**What needs to be done**
In your answer, set down the records below exactly as they stand, omitting pictures.

Dataset records:
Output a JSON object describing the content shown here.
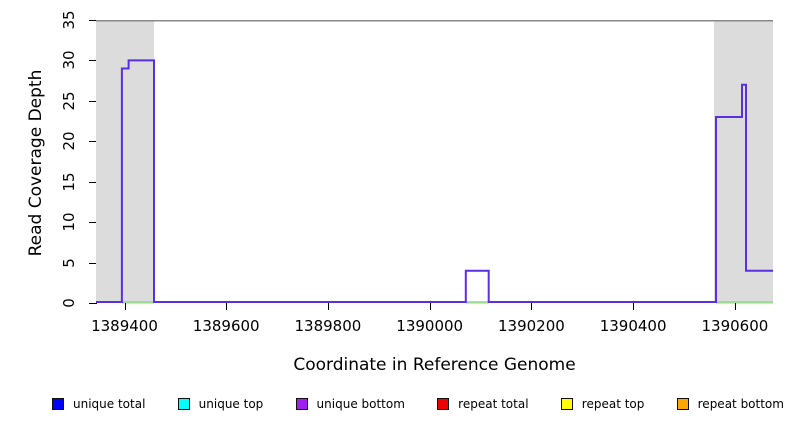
{
  "chart_data": {
    "type": "line",
    "subtype": "step-coverage",
    "title": "",
    "xlabel": "Coordinate in Reference Genome",
    "ylabel": "Read Coverage Depth",
    "xlim": [
      1389344,
      1390675
    ],
    "ylim": [
      0,
      35
    ],
    "x_ticks": [
      "1389400",
      "1389600",
      "1389800",
      "1390000",
      "1390200",
      "1390400",
      "1390600"
    ],
    "x_tick_values": [
      1389400,
      1389600,
      1389800,
      1390000,
      1390200,
      1390400,
      1390600
    ],
    "y_ticks": [
      "0",
      "5",
      "10",
      "15",
      "20",
      "25",
      "30",
      "35"
    ],
    "y_tick_values": [
      0,
      5,
      10,
      15,
      20,
      25,
      30,
      35
    ],
    "grid": false,
    "top_border_color": "#8a8a8a",
    "highlight_regions": [
      {
        "name": "left-shaded-region",
        "start": 1389344,
        "end": 1389458,
        "color": "#dcdcdc"
      },
      {
        "name": "right-shaded-region",
        "start": 1390559,
        "end": 1390675,
        "color": "#dcdcdc"
      }
    ],
    "series": [
      {
        "name": "unique-coverage-line",
        "legend_match": [
          "unique total",
          "unique bottom"
        ],
        "color": "#5a2fe0",
        "steps": [
          [
            1389344,
            1389395,
            0
          ],
          [
            1389395,
            1389408,
            29
          ],
          [
            1389408,
            1389458,
            30
          ],
          [
            1389458,
            1390071,
            0
          ],
          [
            1390071,
            1390116,
            4
          ],
          [
            1390116,
            1390563,
            0
          ],
          [
            1390563,
            1390614,
            23
          ],
          [
            1390614,
            1390622,
            27
          ],
          [
            1390622,
            1390675,
            4
          ]
        ]
      },
      {
        "name": "zero-baseline-overlap-green",
        "color": "#8fd88f",
        "layer": "top",
        "segments": [
          [
            1389395,
            1389458
          ],
          [
            1390071,
            1390116
          ],
          [
            1390563,
            1390675
          ]
        ]
      },
      {
        "name": "zero-baseline-overlap-yellow",
        "color": "#e6e68a",
        "layer": "under",
        "segments": [
          [
            1389395,
            1389458
          ],
          [
            1390071,
            1390116
          ],
          [
            1390563,
            1390675
          ]
        ]
      }
    ],
    "legend": {
      "position": "bottom",
      "entries": [
        {
          "label": "unique total",
          "color": "#0000ff"
        },
        {
          "label": "unique top",
          "color": "#00ffff"
        },
        {
          "label": "unique bottom",
          "color": "#a020f0"
        },
        {
          "label": "repeat total",
          "color": "#ee0000"
        },
        {
          "label": "repeat top",
          "color": "#ffff00"
        },
        {
          "label": "repeat bottom",
          "color": "#ffa500"
        }
      ]
    }
  }
}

**Problem solution**
Output a JSON object describing the content shown here.
{
  "chart_data": {
    "type": "line",
    "subtype": "step-coverage",
    "title": "",
    "xlabel": "Coordinate in Reference Genome",
    "ylabel": "Read Coverage Depth",
    "xlim": [
      1389344,
      1390675
    ],
    "ylim": [
      0,
      35
    ],
    "x_ticks": [
      "1389400",
      "1389600",
      "1389800",
      "1390000",
      "1390200",
      "1390400",
      "1390600"
    ],
    "x_tick_values": [
      1389400,
      1389600,
      1389800,
      1390000,
      1390200,
      1390400,
      1390600
    ],
    "y_ticks": [
      "0",
      "5",
      "10",
      "15",
      "20",
      "25",
      "30",
      "35"
    ],
    "y_tick_values": [
      0,
      5,
      10,
      15,
      20,
      25,
      30,
      35
    ],
    "grid": false,
    "top_border_color": "#8a8a8a",
    "highlight_regions": [
      {
        "name": "left-shaded-region",
        "start": 1389344,
        "end": 1389458,
        "color": "#dcdcdc"
      },
      {
        "name": "right-shaded-region",
        "start": 1390559,
        "end": 1390675,
        "color": "#dcdcdc"
      }
    ],
    "series": [
      {
        "name": "unique-coverage-line",
        "legend_match": [
          "unique total",
          "unique bottom"
        ],
        "color": "#5a2fe0",
        "steps": [
          [
            1389344,
            1389395,
            0
          ],
          [
            1389395,
            1389408,
            29
          ],
          [
            1389408,
            1389458,
            30
          ],
          [
            1389458,
            1390071,
            0
          ],
          [
            1390071,
            1390116,
            4
          ],
          [
            1390116,
            1390563,
            0
          ],
          [
            1390563,
            1390614,
            23
          ],
          [
            1390614,
            1390622,
            27
          ],
          [
            1390622,
            1390675,
            4
          ]
        ]
      },
      {
        "name": "zero-baseline-overlap-green",
        "color": "#8fd88f",
        "layer": "top",
        "segments": [
          [
            1389395,
            1389458
          ],
          [
            1390071,
            1390116
          ],
          [
            1390563,
            1390675
          ]
        ]
      },
      {
        "name": "zero-baseline-overlap-yellow",
        "color": "#e6e68a",
        "layer": "under",
        "segments": [
          [
            1389395,
            1389458
          ],
          [
            1390071,
            1390116
          ],
          [
            1390563,
            1390675
          ]
        ]
      }
    ],
    "legend": {
      "position": "bottom",
      "entries": [
        {
          "label": "unique total",
          "color": "#0000ff"
        },
        {
          "label": "unique top",
          "color": "#00ffff"
        },
        {
          "label": "unique bottom",
          "color": "#a020f0"
        },
        {
          "label": "repeat total",
          "color": "#ee0000"
        },
        {
          "label": "repeat top",
          "color": "#ffff00"
        },
        {
          "label": "repeat bottom",
          "color": "#ffa500"
        }
      ]
    }
  }
}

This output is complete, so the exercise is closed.